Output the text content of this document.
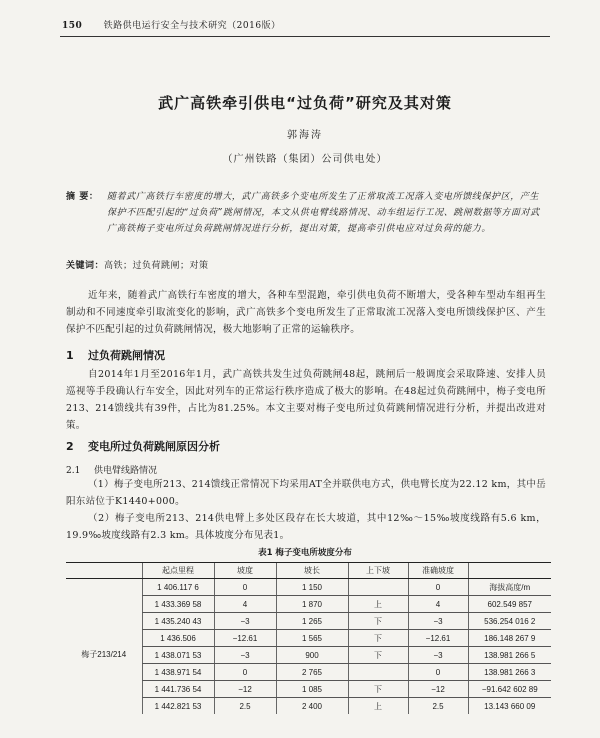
150 铁路供电运行安全与技术研究（2016版）
武广高铁牵引供电“过负荷”研究及其对策
郭海涛
（广州铁路（集团）公司供电处）
摘 要： 随着武广高铁行车密度的增大，武广高铁多个变电所发生了正常取流工况落入变电所馈线保护区，产生保护不匹配引起的“过负荷”跳闸情况，本文从供电臂线路情况、动车组运行工况、跳闸数据等方面对武广高铁梅子变电所过负荷跳闸情况进行分析，提出对策，提高牵引供电应对过负荷的能力。
关键词：高铁；过负荷跳闸；对策
近年来，随着武广高铁行车密度的增大，各种车型混跑，牵引供电负荷不断增大，受各种车型动车组再生制动和不同速度牵引取流变化的影响，武广高铁多个变电所发生了正常取流工况落入变电所馈线保护区、产生保护不匹配引起的过负荷跳闸情况，极大地影响了正常的运输秩序。
1 过负荷跳闸情况
自2014年1月至2016年1月，武广高铁共发生过负荷跳闸48起，跳闸后一般调度会采取降速、安排人员巡视等手段确认行车安全，因此对列车的正常运行秩序造成了极大的影响。在48起过负荷跳闸中，梅子变电所213、214馈线共有39件，占比为81.25%。本文主要对梅子变电所过负荷跳闸情况进行分析，并提出改进对策。
2 变电所过负荷跳闸原因分析
2.1 供电臂线路情况
（1）梅子变电所213、214馈线正常情况下均采用AT全并联供电方式，供电臂长度为22.12 km，其中岳阳东站位于K1440+000。
（2）梅子变电所213、214供电臂上多处区段存在长大坡道，其中12‰～15‰坡度线路有5.6 km，19.9‰坡度线路有2.3 km。具体坡度分布见表1。
表1 梅子变电所坡度分布
	起点里程	坡度	坡长	上下坡	准确坡度	
	1 406.117 6	0	1 150		0	海拔高度/m
梅子213/214	1 433.369 58	4	1 870	上	4	602.549 857
	1 435.240 43	−3	1 265	下	−3	536.254 016 2
	1 436.506	−12.61	1 565	下	−12.61	186.148 267 9
	1 438.071 53	−3	900	下	−3	138.981 266 5
	1 438.971 54	0	2 765		0	138.981 266 3
	1 441.736 54	−12	1 085	下	−12	−91.642 602 89
	1 442.821 53	2.5	2 400	上	2.5	13.143 660 09
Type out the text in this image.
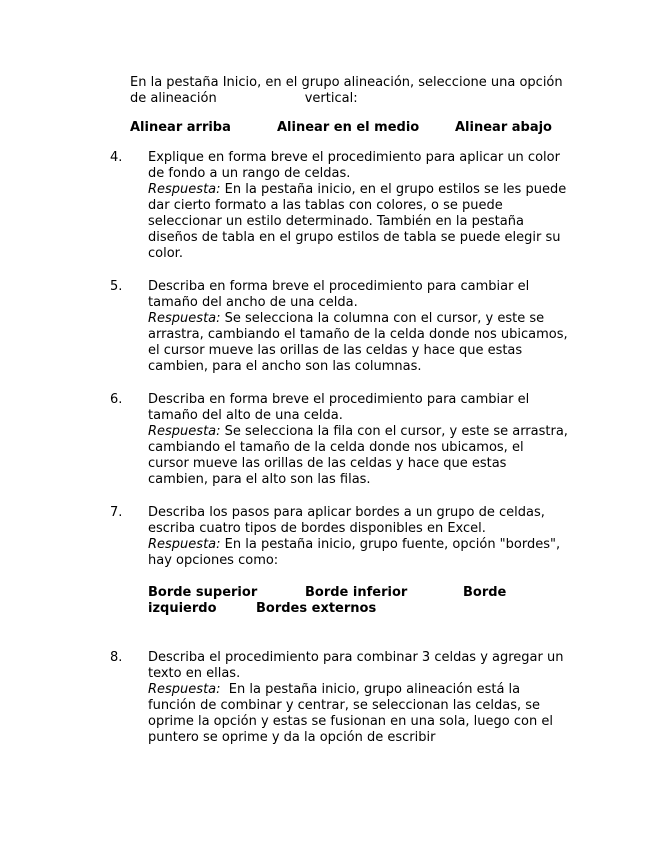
En la pestaña Inicio, en el grupo alineación, seleccione una opción
de alineación	vertical:
Alinear arriba	Alinear en el medio	Alinear abajo
4. Explique en forma breve el procedimiento para aplicar un color de fondo a un rango de celdas.

Respuesta: En la pestaña inicio, en el grupo estilos se les puede dar cierto formato a las tablas con colores, o se puede seleccionar un estilo determinado. También en la pestaña diseños de tabla en el grupo estilos de tabla se puede elegir su color.

5. Describa en forma breve el procedimiento para cambiar el tamaño del ancho de una celda.

Respuesta: Se selecciona la columna con el cursor, y este se arrastra, cambiando el tamaño de la celda donde nos ubicamos, el cursor mueve las orillas de las celdas y hace que estas cambien, para el ancho son las columnas.

6. Describa en forma breve el procedimiento para cambiar el tamaño del alto de una celda.

Respuesta: Se selecciona la fila con el cursor, y este se arrastra, cambiando el tamaño de la celda donde nos ubicamos, el cursor mueve las orillas de las celdas y hace que estas cambien, para el alto son las filas.

7. Describa los pasos para aplicar bordes a un grupo de celdas, escriba cuatro tipos de bordes disponibles en Excel.

Respuesta: En la pestaña inicio, grupo fuente, opción "bordes", hay opciones como:

Borde superior	Borde inferior	Borde
izquierdo	Bordes externos
8. Describa el procedimiento para combinar 3 celdas y agregar un texto en ellas.

Respuesta:  En la pestaña inicio, grupo alineación está la función de combinar y centrar, se seleccionan las celdas, se oprime la opción y estas se fusionan en una sola, luego con el puntero se oprime y da la opción de escribir
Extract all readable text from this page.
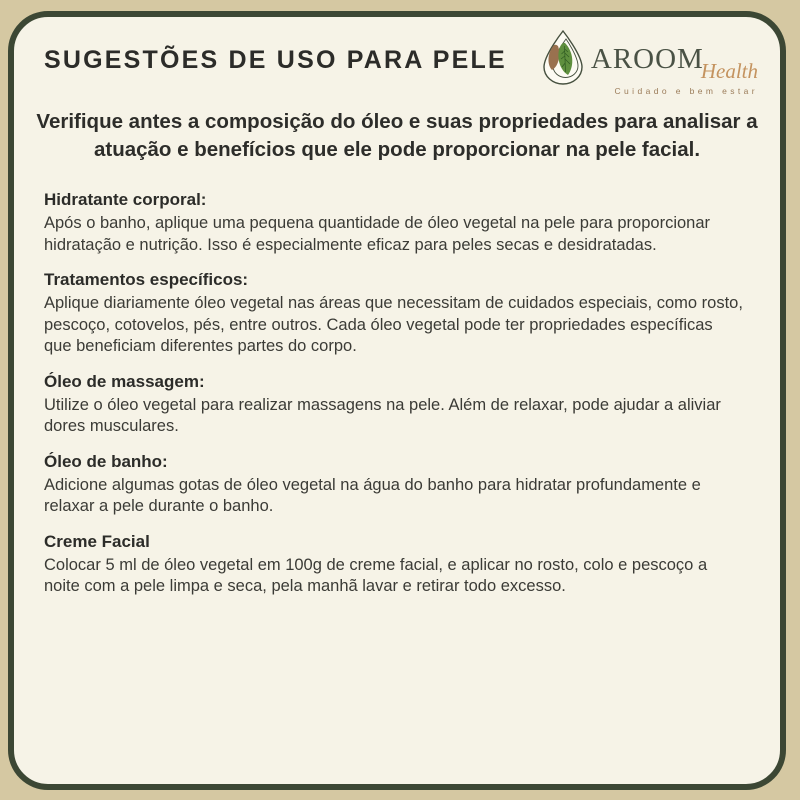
SUGESTÕES DE USO PARA PELE	AROOM
Health
Cuidado e bem estar
Verifique antes a composição do óleo e suas propriedades para analisar a atuação e benefícios que ele pode proporcionar na pele facial.
Hidratante corporal:

Após o banho, aplique uma pequena quantidade de óleo vegetal na pele para proporcionar hidratação e nutrição. Isso é especialmente eficaz para peles secas e desidratadas.

Tratamentos específicos:

Aplique diariamente óleo vegetal nas áreas que necessitam de cuidados especiais, como rosto, pescoço, cotovelos, pés, entre outros. Cada óleo vegetal pode ter propriedades específicas que beneficiam diferentes partes do corpo.

Óleo de massagem:

Utilize o óleo vegetal para realizar massagens na pele. Além de relaxar, pode ajudar a aliviar dores musculares.

Óleo de banho:

Adicione algumas gotas de óleo vegetal na água do banho para hidratar profundamente e relaxar a pele durante o banho.

Creme Facial

Colocar 5 ml de óleo vegetal em 100g de creme facial, e aplicar no rosto, colo e pescoço a noite com a pele limpa e seca, pela manhã lavar e retirar todo excesso.
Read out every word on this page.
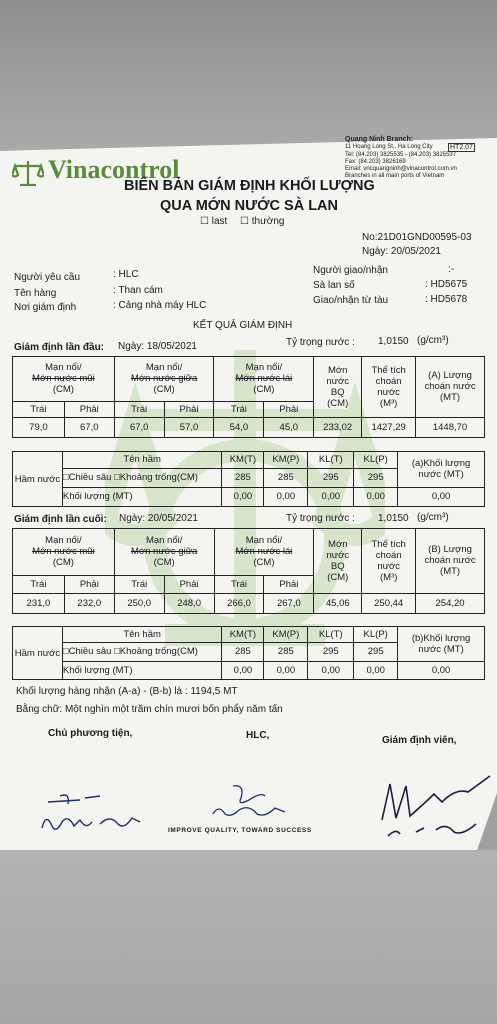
Vinacontrol
Quang Ninh Branch:
11 Hoang Long St., Ha Long City
Tel: (84.203) 3825535 - (84.203) 3825537
Fax: (84.203) 3826169
Email: vncquangninh@vinacontrol.com.vn
Branches in all main ports of Vietnam
HT2.07
BIÊN BẢN GIÁM ĐỊNH KHỐI LƯỢNG
QUA MỚN NƯỚC SÀ LAN
☐ last ☐ thường
No:21D01GND00595-03
Ngày: 20/05/2021
Người yêu cầu	: HLC
Tên hàng	: Than cám
Nơi giám định	: Cảng nhà máy HLC
Người giao/nhận	:-
Sà lan số	: HD5675
Giao/nhận từ tàu	: HD5678
KẾT QUẢ GIÁM ĐỊNH
Giám định lần đầu: Ngày: 18/05/2021	Tỷ trọng nước : 1,0150 (g/cm³)
Mạn nổi/
Mớn nước mũi
(CM)		Mạn nổi/
Mớn nước giữa
(CM)		Mạn nổi/
Mớn nước lái
(CM)		Mớn
nước
BQ
(CM)	Thể tích
choán
nước
(M³)	(A) Lượng
choán nước
(MT)
Trái	Phải	Trái	Phải	Trái	Phải			
79,0	67,0	67,0	57,0	54,0	45,0	233,02	1427,29	1448,70
Hầm nước	Tên hầm	KM(T)	KM(P)	KL(T)	KL(P)	(a)Khối lượng
nước (MT)
	□Chiều sâu □Khoảng trống(CM)	285	285	295	295	
	Khối lượng (MT)	0,00	0,00	0,00	0,00	0,00
Giám định lần cuối: Ngày: 20/05/2021	Tỷ trọng nước : 1,0150 (g/cm³)
Mạn nổi/
Mớn nước mũi
(CM)		Mạn nổi/
Mớn nước giữa
(CM)		Mạn nổi/
Mớn nước lái
(CM)		Mớn
nước
BQ
(CM)	Thể tích
choán
nước
(M³)	(B) Lượng
choán nước
(MT)
Trái	Phải	Trái	Phải	Trái	Phải			
231,0	232,0	250,0	248,0	266,0	267,0	45,06	250,44	254,20
Hầm nước	Tên hầm	KM(T)	KM(P)	KL(T)	KL(P)	(b)Khối lượng
nước (MT)
	□Chiều sâu □Khoảng trống(CM)	285	285	295	295	
	Khối lượng (MT)	0,00	0,00	0,00	0,00	0,00
Khối lượng hàng nhận (A-a) - (B-b) là : 1194,5 MT
Bằng chữ: Một nghìn một trăm chín mươi bốn phẩy năm tấn
Chủ phương tiện,	HLC,	Giám định viên,
IMPROVE QUALITY, TOWARD SUCCESS
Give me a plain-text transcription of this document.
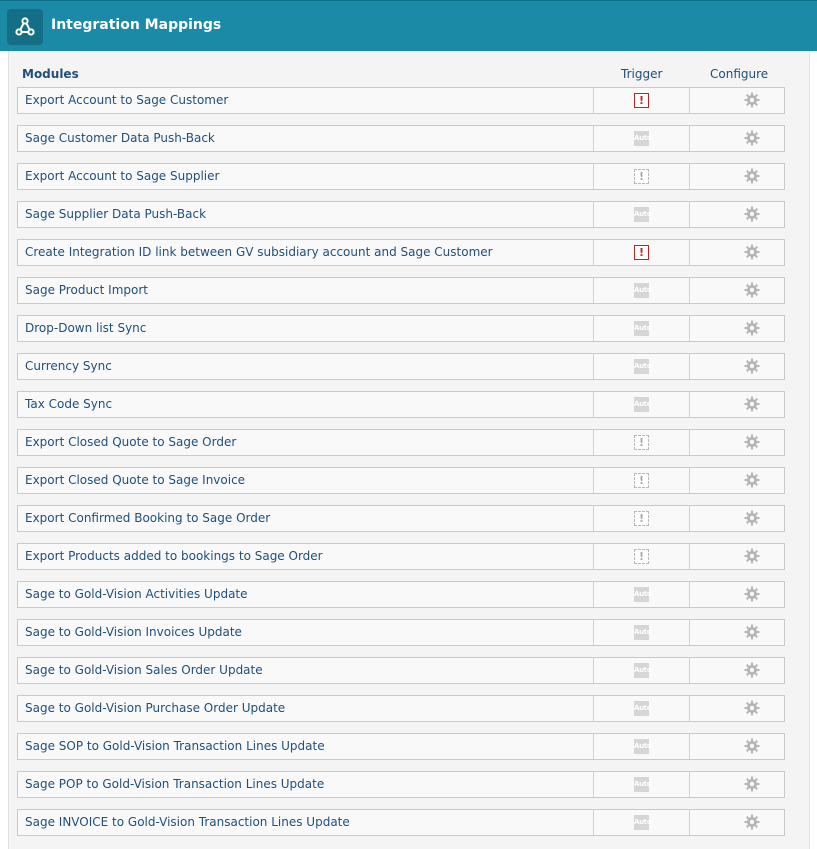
Integration Mappings
Modules	Trigger	Configure
Export Account to Sage Customer	!
Sage Customer Data Push-Back	Auto
Export Account to Sage Supplier	!
Sage Supplier Data Push-Back	Auto
Create Integration ID link between GV subsidiary account and Sage Customer	!
Sage Product Import	Auto
Drop-Down list Sync	Auto
Currency Sync	Auto
Tax Code Sync	Auto
Export Closed Quote to Sage Order	!
Export Closed Quote to Sage Invoice	!
Export Confirmed Booking to Sage Order	!
Export Products added to bookings to Sage Order	!
Sage to Gold-Vision Activities Update	Auto
Sage to Gold-Vision Invoices Update	Auto
Sage to Gold-Vision Sales Order Update	Auto
Sage to Gold-Vision Purchase Order Update	Auto
Sage SOP to Gold-Vision Transaction Lines Update	Auto
Sage POP to Gold-Vision Transaction Lines Update	Auto
Sage INVOICE to Gold-Vision Transaction Lines Update	Auto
++++++++++++++++++++
Requirement: Collect each line containing the string "Integration".

Reply to the task:
Integration Mappings
Create Integration ID link between GV subsidiary account and Sage Customer	!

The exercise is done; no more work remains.